*Task instructions:* Spot each line in the records below where the word "我们的党" occurs, then copy it.

*Data:*
--- --- ---
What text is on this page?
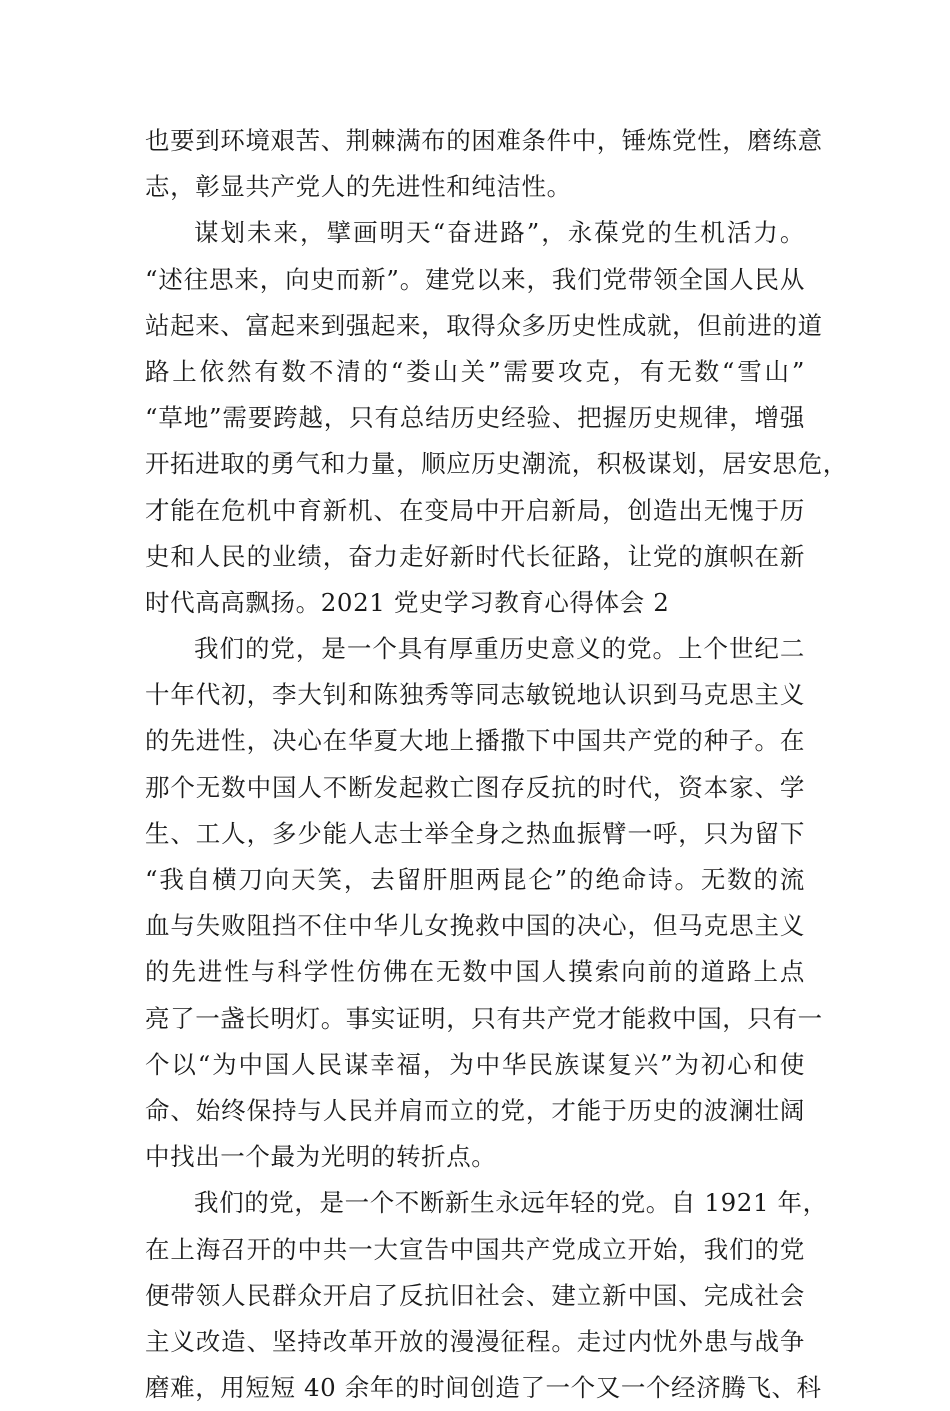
也要到环境艰苦、荆棘满布的困难条件中，锤炼党性，磨练意
志，彰显共产党人的先进性和纯洁性。

谋划未来，擘画明天“奋进路”，永葆党的生机活力。
“述往思来，向史而新”。建党以来，我们党带领全国人民从
站起来、富起来到强起来，取得众多历史性成就，但前进的道
路上依然有数不清的“娄山关”需要攻克，有无数“雪山”
“草地”需要跨越，只有总结历史经验、把握历史规律，增强
开拓进取的勇气和力量，顺应历史潮流，积极谋划，居安思危，
才能在危机中育新机、在变局中开启新局，创造出无愧于历
史和人民的业绩，奋力走好新时代长征路，让党的旗帜在新
时代高高飘扬。2021 党史学习教育心得体会 2

我们的党，是一个具有厚重历史意义的党。上个世纪二
十年代初，李大钊和陈独秀等同志敏锐地认识到马克思主义
的先进性，决心在华夏大地上播撒下中国共产党的种子。在
那个无数中国人不断发起救亡图存反抗的时代，资本家、学
生、工人，多少能人志士举全身之热血振臂一呼，只为留下
“我自横刀向天笑，去留肝胆两昆仑”的绝命诗。无数的流
血与失败阻挡不住中华儿女挽救中国的决心，但马克思主义
的先进性与科学性仿佛在无数中国人摸索向前的道路上点
亮了一盏长明灯。事实证明，只有共产党才能救中国，只有一
个以“为中国人民谋幸福，为中华民族谋复兴”为初心和使
命、始终保持与人民并肩而立的党，才能于历史的波澜壮阔
中找出一个最为光明的转折点。

我们的党，是一个不断新生永远年轻的党。自 1921 年，
在上海召开的中共一大宣告中国共产党成立开始，我们的党
便带领人民群众开启了反抗旧社会、建立新中国、完成社会
主义改造、坚持改革开放的漫漫征程。走过内忧外患与战争
磨难，用短短 40 余年的时间创造了一个又一个经济腾飞、科
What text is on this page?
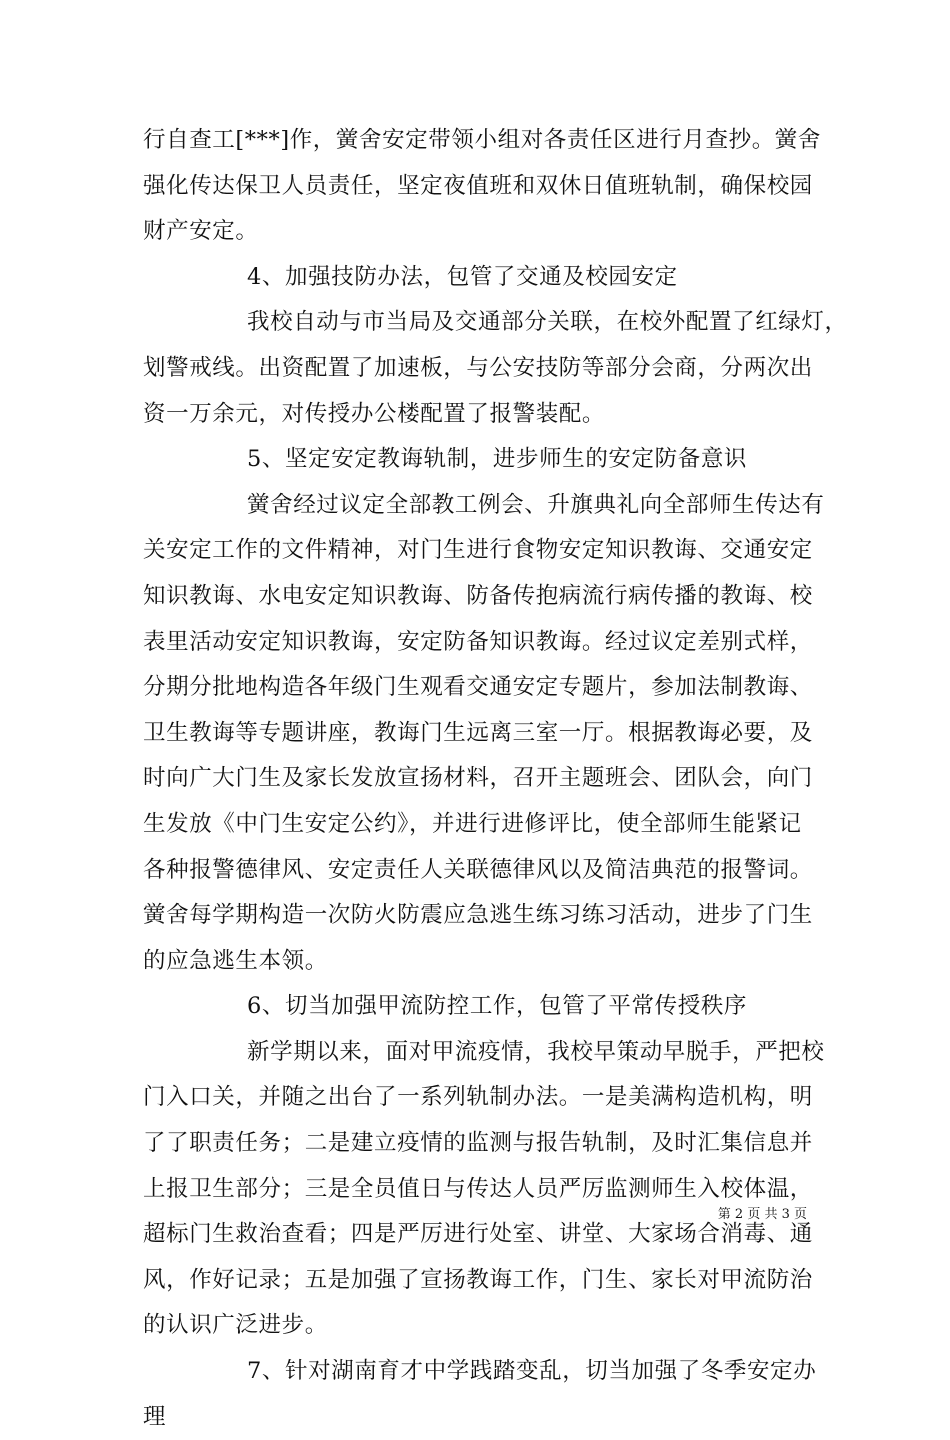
行自查工[***]作，黉舍安定带领小组对各责任区进行月查抄。黉舍
强化传达保卫人员责任，坚定夜值班和双休日值班轨制，确保校园
财产安定。
4、加强技防办法，包管了交通及校园安定
我校自动与市当局及交通部分关联，在校外配置了红绿灯，
划警戒线。出资配置了加速板，与公安技防等部分会商，分两次出
资一万余元，对传授办公楼配置了报警装配。
5、坚定安定教诲轨制，进步师生的安定防备意识
黉舍经过议定全部教工例会、升旗典礼向全部师生传达有
关安定工作的文件精神，对门生进行食物安定知识教诲、交通安定
知识教诲、水电安定知识教诲、防备传抱病流行病传播的教诲、校
表里活动安定知识教诲，安定防备知识教诲。经过议定差别式样，
分期分批地构造各年级门生观看交通安定专题片，参加法制教诲、
卫生教诲等专题讲座，教诲门生远离三室一厅。根据教诲必要，及
时向广大门生及家长发放宣扬材料，召开主题班会、团队会，向门
生发放《中门生安定公约》，并进行进修评比，使全部师生能紧记
各种报警德律风、安定责任人关联德律风以及简洁典范的报警词。
黉舍每学期构造一次防火防震应急逃生练习练习活动，进步了门生
的应急逃生本领。
6、切当加强甲流防控工作，包管了平常传授秩序
新学期以来，面对甲流疫情，我校早策动早脱手，严把校
门入口关，并随之出台了一系列轨制办法。一是美满构造机构，明
了了职责任务；二是建立疫情的监测与报告轨制，及时汇集信息并
上报卫生部分；三是全员值日与传达人员严厉监测师生入校体温，
超标门生救治查看；四是严厉进行处室、讲堂、大家场合消毒、通
风，作好记录；五是加强了宣扬教诲工作，门生、家长对甲流防治
的认识广泛进步。
7、针对湖南育才中学践踏变乱，切当加强了冬季安定办
理
第 2 页 共 3 页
--- --- ---
*Exercise response:*
我们的党，是一个具有厚重历史意义的党。上个世纪二
我们的党，是一个不断新生永远年轻的党。自 1921 年，
在上海召开的中共一大宣告中国共产党成立开始，我们的党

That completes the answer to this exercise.